(Dataset entries)
*****

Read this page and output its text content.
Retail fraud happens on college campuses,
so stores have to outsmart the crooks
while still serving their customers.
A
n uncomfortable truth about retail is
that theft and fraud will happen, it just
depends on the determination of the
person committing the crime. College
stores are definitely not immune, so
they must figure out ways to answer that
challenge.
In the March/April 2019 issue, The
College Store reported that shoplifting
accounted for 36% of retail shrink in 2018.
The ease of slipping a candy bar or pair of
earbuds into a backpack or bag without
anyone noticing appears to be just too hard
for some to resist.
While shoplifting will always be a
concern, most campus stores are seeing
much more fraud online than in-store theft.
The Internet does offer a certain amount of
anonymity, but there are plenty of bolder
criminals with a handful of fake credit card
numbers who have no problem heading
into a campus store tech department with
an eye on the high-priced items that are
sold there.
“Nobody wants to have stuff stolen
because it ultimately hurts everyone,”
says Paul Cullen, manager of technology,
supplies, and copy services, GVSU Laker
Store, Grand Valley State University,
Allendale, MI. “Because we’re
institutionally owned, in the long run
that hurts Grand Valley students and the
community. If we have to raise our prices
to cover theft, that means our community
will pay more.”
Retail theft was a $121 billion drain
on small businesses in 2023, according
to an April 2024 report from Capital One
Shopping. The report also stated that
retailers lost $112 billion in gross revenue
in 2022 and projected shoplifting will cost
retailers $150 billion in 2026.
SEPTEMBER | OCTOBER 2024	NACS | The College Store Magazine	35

*****

> **WHAT THE TASK ASKS**: Write out every line of the records exactly.

> **SOLUTION TO THE PROBLEM**:
Read this page and output its text content.
Retail fraud happens on college campuses,
so stores have to outsmart the crooks
while still serving their customers.
A
n uncomfortable truth about retail is
that theft and fraud will happen, it just
depends on the determination of the
person committing the crime. College
stores are definitely not immune, so
they must figure out ways to answer that
challenge.
In the March/April 2019 issue, The
College Store reported that shoplifting
accounted for 36% of retail shrink in 2018.
The ease of slipping a candy bar or pair of
earbuds into a backpack or bag without
anyone noticing appears to be just too hard
for some to resist.
While shoplifting will always be a
concern, most campus stores are seeing
much more fraud online than in-store theft.
The Internet does offer a certain amount of
anonymity, but there are plenty of bolder
criminals with a handful of fake credit card
numbers who have no problem heading
into a campus store tech department with
an eye on the high-priced items that are
sold there.
“Nobody wants to have stuff stolen
because it ultimately hurts everyone,”
says Paul Cullen, manager of technology,
supplies, and copy services, GVSU Laker
Store, Grand Valley State University,
Allendale, MI. “Because we’re
institutionally owned, in the long run
that hurts Grand Valley students and the
community. If we have to raise our prices
to cover theft, that means our community
will pay more.”
Retail theft was a $121 billion drain
on small businesses in 2023, according
to an April 2024 report from Capital One
Shopping. The report also stated that
retailers lost $112 billion in gross revenue
in 2022 and projected shoplifting will cost
retailers $150 billion in 2026.
SEPTEMBER | OCTOBER 2024	NACS | The College Store Magazine	35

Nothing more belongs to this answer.